_Task_
Copy the material from the line with "Identify all the" up to and including the line with "button[interactable]: H xyxy=(208,582,241,624)", keeping every line the same.

+ + + + +

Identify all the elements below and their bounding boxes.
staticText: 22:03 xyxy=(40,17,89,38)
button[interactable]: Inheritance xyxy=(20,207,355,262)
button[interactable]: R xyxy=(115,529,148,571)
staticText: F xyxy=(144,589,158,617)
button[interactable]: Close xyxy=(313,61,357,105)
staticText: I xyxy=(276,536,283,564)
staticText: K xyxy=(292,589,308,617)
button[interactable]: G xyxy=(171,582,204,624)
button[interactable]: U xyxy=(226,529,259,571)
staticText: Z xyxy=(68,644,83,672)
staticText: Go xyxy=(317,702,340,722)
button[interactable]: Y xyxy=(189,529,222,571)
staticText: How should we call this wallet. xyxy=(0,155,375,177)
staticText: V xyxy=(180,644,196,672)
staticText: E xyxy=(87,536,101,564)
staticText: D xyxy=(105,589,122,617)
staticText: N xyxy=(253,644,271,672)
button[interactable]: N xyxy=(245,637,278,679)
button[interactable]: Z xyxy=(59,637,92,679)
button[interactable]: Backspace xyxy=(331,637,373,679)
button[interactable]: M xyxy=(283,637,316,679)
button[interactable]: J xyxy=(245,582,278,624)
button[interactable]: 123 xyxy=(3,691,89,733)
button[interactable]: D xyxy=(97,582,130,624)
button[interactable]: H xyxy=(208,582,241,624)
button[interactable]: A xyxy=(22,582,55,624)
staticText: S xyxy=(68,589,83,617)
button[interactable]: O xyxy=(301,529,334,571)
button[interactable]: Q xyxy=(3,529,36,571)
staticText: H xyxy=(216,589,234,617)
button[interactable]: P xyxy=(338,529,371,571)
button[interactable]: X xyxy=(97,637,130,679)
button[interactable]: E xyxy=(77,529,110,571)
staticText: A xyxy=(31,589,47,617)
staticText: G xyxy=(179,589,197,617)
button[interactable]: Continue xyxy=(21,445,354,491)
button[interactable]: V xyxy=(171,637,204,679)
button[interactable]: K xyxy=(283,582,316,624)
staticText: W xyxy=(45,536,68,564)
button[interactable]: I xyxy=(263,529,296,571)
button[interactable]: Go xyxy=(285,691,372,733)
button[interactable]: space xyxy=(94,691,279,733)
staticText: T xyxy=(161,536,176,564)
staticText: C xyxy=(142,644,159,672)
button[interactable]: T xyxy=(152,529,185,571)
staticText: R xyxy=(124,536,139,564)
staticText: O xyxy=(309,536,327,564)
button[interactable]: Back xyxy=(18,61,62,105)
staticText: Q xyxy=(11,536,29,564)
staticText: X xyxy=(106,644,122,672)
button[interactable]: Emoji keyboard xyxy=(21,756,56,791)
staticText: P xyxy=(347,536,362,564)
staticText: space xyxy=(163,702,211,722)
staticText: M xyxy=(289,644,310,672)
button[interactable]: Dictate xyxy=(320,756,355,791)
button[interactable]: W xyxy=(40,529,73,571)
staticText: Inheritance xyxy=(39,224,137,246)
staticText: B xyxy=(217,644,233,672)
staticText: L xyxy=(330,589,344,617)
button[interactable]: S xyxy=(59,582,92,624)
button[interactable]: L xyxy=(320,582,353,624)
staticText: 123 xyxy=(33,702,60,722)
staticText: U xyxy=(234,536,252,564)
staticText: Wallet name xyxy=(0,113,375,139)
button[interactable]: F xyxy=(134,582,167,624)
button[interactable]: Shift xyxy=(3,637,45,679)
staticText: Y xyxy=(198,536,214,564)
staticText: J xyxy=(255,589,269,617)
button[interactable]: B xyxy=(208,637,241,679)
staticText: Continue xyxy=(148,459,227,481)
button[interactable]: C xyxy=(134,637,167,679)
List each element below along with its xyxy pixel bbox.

+ + + + +

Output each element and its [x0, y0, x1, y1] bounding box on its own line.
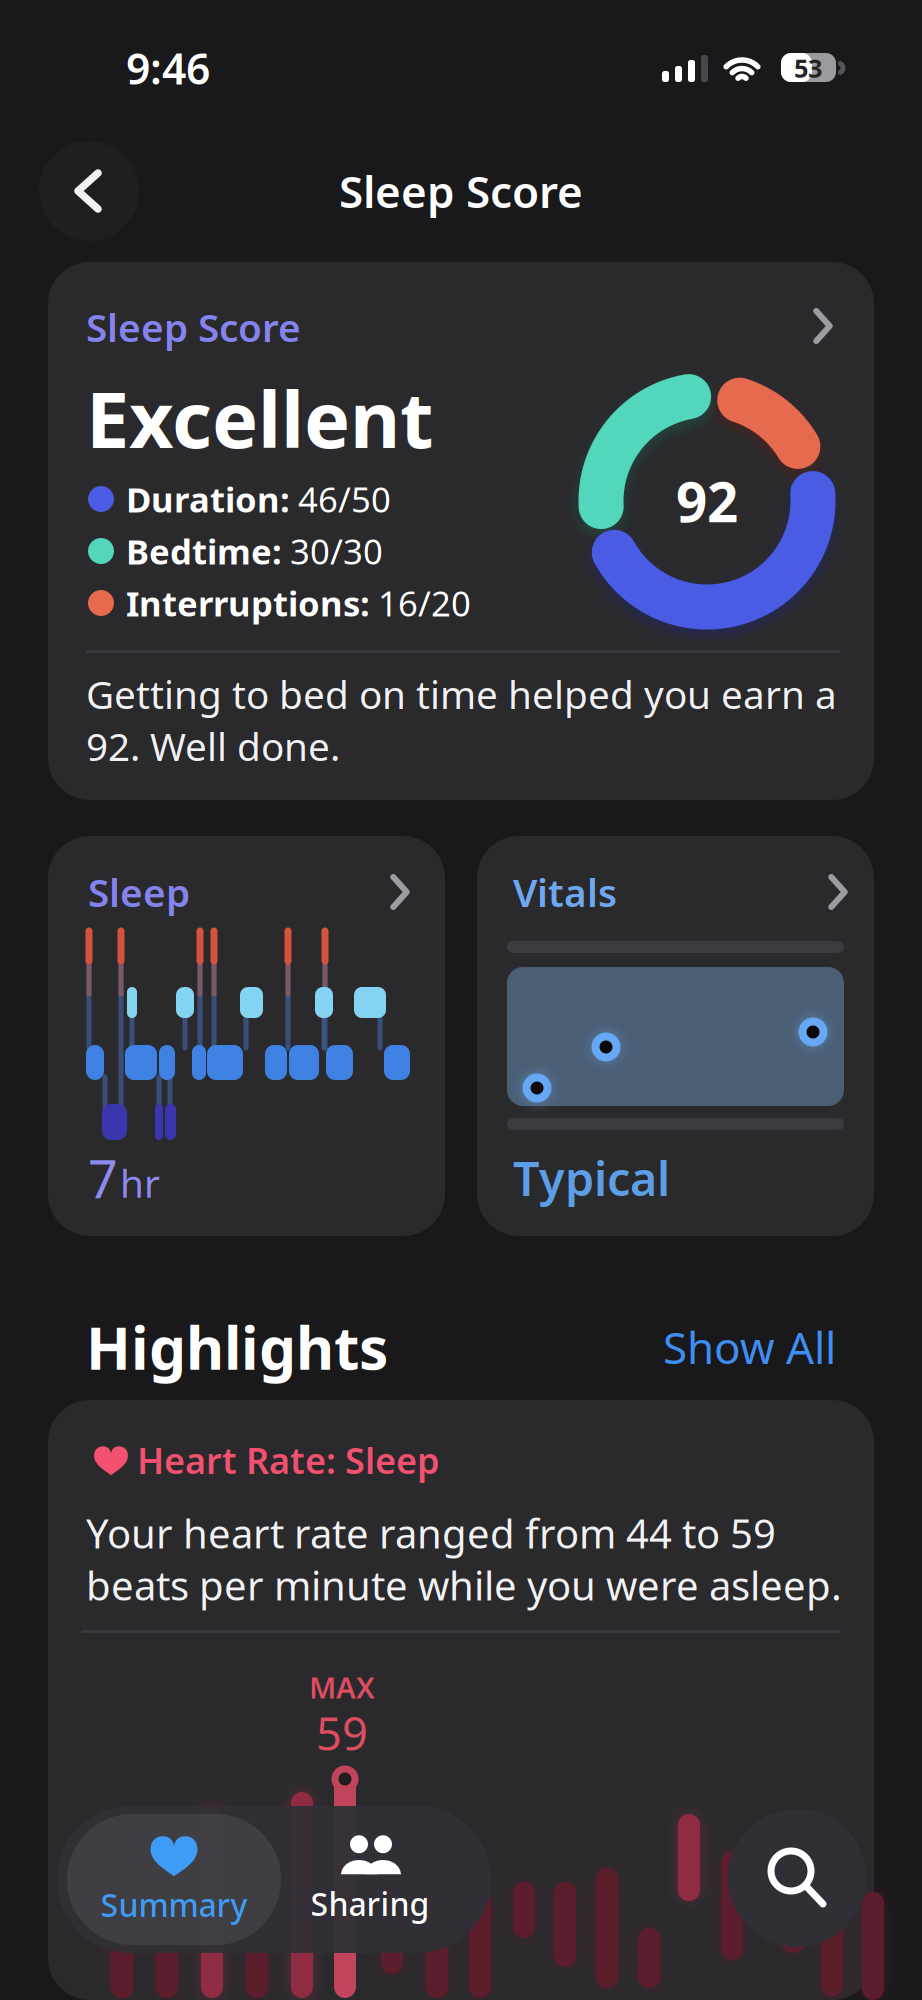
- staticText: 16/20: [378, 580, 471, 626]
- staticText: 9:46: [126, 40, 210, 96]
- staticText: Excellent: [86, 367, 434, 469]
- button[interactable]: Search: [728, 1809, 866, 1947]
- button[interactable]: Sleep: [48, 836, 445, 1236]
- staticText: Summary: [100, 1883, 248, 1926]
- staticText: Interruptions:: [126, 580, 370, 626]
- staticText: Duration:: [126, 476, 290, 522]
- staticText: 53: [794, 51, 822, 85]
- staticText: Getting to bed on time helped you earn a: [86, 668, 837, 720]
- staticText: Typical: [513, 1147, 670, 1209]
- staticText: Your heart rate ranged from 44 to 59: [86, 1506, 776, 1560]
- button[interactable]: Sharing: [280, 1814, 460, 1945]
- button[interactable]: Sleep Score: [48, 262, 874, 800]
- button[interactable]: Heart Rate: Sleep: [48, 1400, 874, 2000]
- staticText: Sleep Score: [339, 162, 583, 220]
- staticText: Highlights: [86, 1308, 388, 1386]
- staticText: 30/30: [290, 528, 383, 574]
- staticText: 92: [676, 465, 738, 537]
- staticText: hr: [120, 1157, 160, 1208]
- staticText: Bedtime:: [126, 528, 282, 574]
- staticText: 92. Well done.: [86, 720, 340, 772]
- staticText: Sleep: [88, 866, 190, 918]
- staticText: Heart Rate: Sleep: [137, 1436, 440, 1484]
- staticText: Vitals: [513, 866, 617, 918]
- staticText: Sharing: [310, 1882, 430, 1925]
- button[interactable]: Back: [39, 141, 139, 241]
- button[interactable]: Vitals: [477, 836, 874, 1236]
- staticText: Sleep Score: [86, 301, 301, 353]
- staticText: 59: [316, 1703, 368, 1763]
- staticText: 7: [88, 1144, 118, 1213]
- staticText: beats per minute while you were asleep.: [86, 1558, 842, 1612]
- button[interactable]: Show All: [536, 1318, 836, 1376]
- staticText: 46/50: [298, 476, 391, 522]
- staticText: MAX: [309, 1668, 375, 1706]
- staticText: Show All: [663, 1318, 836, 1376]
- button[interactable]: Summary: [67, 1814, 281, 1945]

+ + + + +

_Full output_
Identify all the elements below and their bounding boxes.
staticText: 22:03 xyxy=(40,17,89,38)
button[interactable]: Inheritance xyxy=(20,207,355,262)
button[interactable]: R xyxy=(115,529,148,571)
staticText: F xyxy=(144,589,158,617)
button[interactable]: Close xyxy=(313,61,357,105)
staticText: I xyxy=(276,536,283,564)
staticText: K xyxy=(292,589,308,617)
button[interactable]: G xyxy=(171,582,204,624)
button[interactable]: U xyxy=(226,529,259,571)
staticText: Z xyxy=(68,644,83,672)
staticText: Go xyxy=(317,702,340,722)
button[interactable]: Y xyxy=(189,529,222,571)
staticText: How should we call this wallet. xyxy=(0,155,375,177)
staticText: V xyxy=(180,644,196,672)
staticText: E xyxy=(87,536,101,564)
staticText: D xyxy=(105,589,122,617)
staticText: N xyxy=(253,644,271,672)
button[interactable]: N xyxy=(245,637,278,679)
button[interactable]: Z xyxy=(59,637,92,679)
button[interactable]: Backspace xyxy=(331,637,373,679)
button[interactable]: M xyxy=(283,637,316,679)
button[interactable]: J xyxy=(245,582,278,624)
button[interactable]: 123 xyxy=(3,691,89,733)
button[interactable]: D xyxy=(97,582,130,624)
button[interactable]: H xyxy=(208,582,241,624)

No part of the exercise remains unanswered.